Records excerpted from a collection
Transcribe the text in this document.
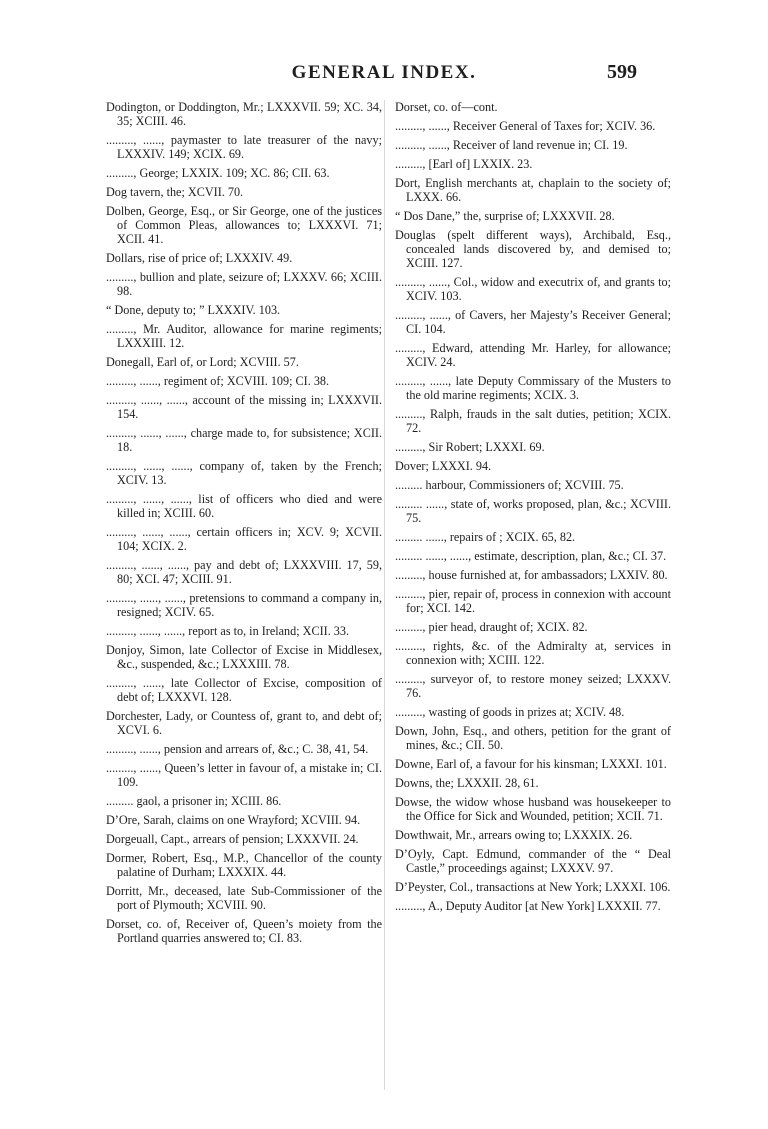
GENERAL INDEX.	599
Dodington, or Doddington, Mr.; LXXXVII. 59; XC. 34, 35; XCIII. 46.
........., ......, paymaster to late treasurer of the navy; LXXXIV. 149; XCIX. 69.
........., George; LXXIX. 109; XC. 86; CII. 63.
Dog tavern, the; XCVII. 70.
Dolben, George, Esq., or Sir George, one of the justices of Common Pleas, allowances to; LXXXVI. 71; XCII. 41.
Dollars, rise of price of; LXXXIV. 49.
........., bullion and plate, seizure of; LXXXV. 66; XCIII. 98.
“ Done, deputy to; ” LXXXIV. 103.
........., Mr. Auditor, allowance for marine regiments; LXXXIII. 12.
Donegall, Earl of, or Lord; XCVIII. 57.
........., ......, regiment of; XCVIII. 109; CI. 38.
........., ......, ......, account of the missing in; LXXXVII. 154.
........., ......, ......, charge made to, for subsistence; XCII. 18.
........., ......, ......, company of, taken by the French; XCIV. 13.
........., ......, ......, list of officers who died and were killed in; XCIII. 60.
........., ......, ......, certain officers in; XCV. 9; XCVII. 104; XCIX. 2.
........., ......, ......, pay and debt of; LXXXVIII. 17, 59, 80; XCI. 47; XCIII. 91.
........., ......, ......, pretensions to command a company in, resigned; XCIV. 65.
........., ......, ......, report as to, in Ireland; XCII. 33.
Donjoy, Simon, late Collector of Excise in Middlesex, &c., suspended, &c.; LXXXIII. 78.
........., ......, late Collector of Excise, composition of debt of; LXXXVI. 128.
Dorchester, Lady, or Countess of, grant to, and debt of; XCVI. 6.
........., ......, pension and arrears of, &c.; C. 38, 41, 54.
........., ......, Queen’s letter in favour of, a mistake in; CI. 109.
......... gaol, a prisoner in; XCIII. 86.
D’Ore, Sarah, claims on one Wrayford; XCVIII. 94.
Dorgeuall, Capt., arrears of pension; LXXXVII. 24.
Dormer, Robert, Esq., M.P., Chancellor of the county palatine of Durham; LXXXIX. 44.
Dorritt, Mr., deceased, late Sub-Commissioner of the port of Plymouth; XCVIII. 90.
Dorset, co. of, Receiver of, Queen’s moiety from the Portland quarries answered to; CI. 83.
Dorset, co. of—cont.
........., ......, Receiver General of Taxes for; XCIV. 36.
........., ......, Receiver of land revenue in; CI. 19.
........., [Earl of] LXXIX. 23.
Dort, English merchants at, chaplain to the society of; LXXX. 66.
“ Dos Dane,” the, surprise of; LXXXVII. 28.
Douglas (spelt different ways), Archibald, Esq., concealed lands discovered by, and demised to; XCIII. 127.
........., ......, Col., widow and executrix of, and grants to; XCIV. 103.
........., ......, of Cavers, her Majesty’s Receiver General; CI. 104.
........., Edward, attending Mr. Harley, for allowance; XCIV. 24.
........., ......, late Deputy Commissary of the Musters to the old marine regiments; XCIX. 3.
........., Ralph, frauds in the salt duties, petition; XCIX. 72.
........., Sir Robert; LXXXI. 69.
Dover; LXXXI. 94.
......... harbour, Commissioners of; XCVIII. 75.
......... ......, state of, works proposed, plan, &c.; XCVIII. 75.
......... ......, repairs of ; XCIX. 65, 82.
......... ......, ......, estimate, description, plan, &c.; CI. 37.
........., house furnished at, for ambassadors; LXXIV. 80.
........., pier, repair of, process in connexion with account for; XCI. 142.
........., pier head, draught of; XCIX. 82.
........., rights, &c. of the Admiralty at, services in connexion with; XCIII. 122.
........., surveyor of, to restore money seized; LXXXV. 76.
........., wasting of goods in prizes at; XCIV. 48.
Down, John, Esq., and others, petition for the grant of mines, &c.; CII. 50.
Downe, Earl of, a favour for his kinsman; LXXXI. 101.
Downs, the; LXXXII. 28, 61.
Dowse, the widow whose husband was housekeeper to the Office for Sick and Wounded, petition; XCII. 71.
Dowthwait, Mr., arrears owing to; LXXXIX. 26.
D’Oyly, Capt. Edmund, commander of the “ Deal Castle,” proceedings against; LXXXV. 97.
D’Peyster, Col., transactions at New York; LXXXI. 106.
........., A., Deputy Auditor [at New York] LXXXII. 77.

* _Problem details_
Reproduce the material word for word. Any pictures should be left out of the copy.

* _Written answer_
Transcribe the text in this document.
GENERAL INDEX.	599
Dodington, or Doddington, Mr.; LXXXVII. 59; XC. 34, 35; XCIII. 46.
........., ......, paymaster to late treasurer of the navy; LXXXIV. 149; XCIX. 69.
........., George; LXXIX. 109; XC. 86; CII. 63.
Dog tavern, the; XCVII. 70.
Dolben, George, Esq., or Sir George, one of the justices of Common Pleas, allowances to; LXXXVI. 71; XCII. 41.
Dollars, rise of price of; LXXXIV. 49.
........., bullion and plate, seizure of; LXXXV. 66; XCIII. 98.
“ Done, deputy to; ” LXXXIV. 103.
........., Mr. Auditor, allowance for marine regiments; LXXXIII. 12.
Donegall, Earl of, or Lord; XCVIII. 57.
........., ......, regiment of; XCVIII. 109; CI. 38.
........., ......, ......, account of the missing in; LXXXVII. 154.
........., ......, ......, charge made to, for subsistence; XCII. 18.
........., ......, ......, company of, taken by the French; XCIV. 13.
........., ......, ......, list of officers who died and were killed in; XCIII. 60.
........., ......, ......, certain officers in; XCV. 9; XCVII. 104; XCIX. 2.
........., ......, ......, pay and debt of; LXXXVIII. 17, 59, 80; XCI. 47; XCIII. 91.
........., ......, ......, pretensions to command a company in, resigned; XCIV. 65.
........., ......, ......, report as to, in Ireland; XCII. 33.
Donjoy, Simon, late Collector of Excise in Middlesex, &c., suspended, &c.; LXXXIII. 78.
........., ......, late Collector of Excise, composition of debt of; LXXXVI. 128.
Dorchester, Lady, or Countess of, grant to, and debt of; XCVI. 6.
........., ......, pension and arrears of, &c.; C. 38, 41, 54.
........., ......, Queen’s letter in favour of, a mistake in; CI. 109.
......... gaol, a prisoner in; XCIII. 86.
D’Ore, Sarah, claims on one Wrayford; XCVIII. 94.
Dorgeuall, Capt., arrears of pension; LXXXVII. 24.
Dormer, Robert, Esq., M.P., Chancellor of the county palatine of Durham; LXXXIX. 44.
Dorritt, Mr., deceased, late Sub-Commissioner of the port of Plymouth; XCVIII. 90.
Dorset, co. of, Receiver of, Queen’s moiety from the Portland quarries answered to; CI. 83.
Dorset, co. of—cont.
........., ......, Receiver General of Taxes for; XCIV. 36.
........., ......, Receiver of land revenue in; CI. 19.
........., [Earl of] LXXIX. 23.
Dort, English merchants at, chaplain to the society of; LXXX. 66.
“ Dos Dane,” the, surprise of; LXXXVII. 28.
Douglas (spelt different ways), Archibald, Esq., concealed lands discovered by, and demised to; XCIII. 127.
........., ......, Col., widow and executrix of, and grants to; XCIV. 103.
........., ......, of Cavers, her Majesty’s Receiver General; CI. 104.
........., Edward, attending Mr. Harley, for allowance; XCIV. 24.
........., ......, late Deputy Commissary of the Musters to the old marine regiments; XCIX. 3.
........., Ralph, frauds in the salt duties, petition; XCIX. 72.
........., Sir Robert; LXXXI. 69.
Dover; LXXXI. 94.
......... harbour, Commissioners of; XCVIII. 75.
......... ......, state of, works proposed, plan, &c.; XCVIII. 75.
......... ......, repairs of ; XCIX. 65, 82.
......... ......, ......, estimate, description, plan, &c.; CI. 37.
........., house furnished at, for ambassadors; LXXIV. 80.
........., pier, repair of, process in connexion with account for; XCI. 142.
........., pier head, draught of; XCIX. 82.
........., rights, &c. of the Admiralty at, services in connexion with; XCIII. 122.
........., surveyor of, to restore money seized; LXXXV. 76.
........., wasting of goods in prizes at; XCIV. 48.
Down, John, Esq., and others, petition for the grant of mines, &c.; CII. 50.
Downe, Earl of, a favour for his kinsman; LXXXI. 101.
Downs, the; LXXXII. 28, 61.
Dowse, the widow whose husband was housekeeper to the Office for Sick and Wounded, petition; XCII. 71.
Dowthwait, Mr., arrears owing to; LXXXIX. 26.
D’Oyly, Capt. Edmund, commander of the “ Deal Castle,” proceedings against; LXXXV. 97.
D’Peyster, Col., transactions at New York; LXXXI. 106.
........., A., Deputy Auditor [at New York] LXXXII. 77.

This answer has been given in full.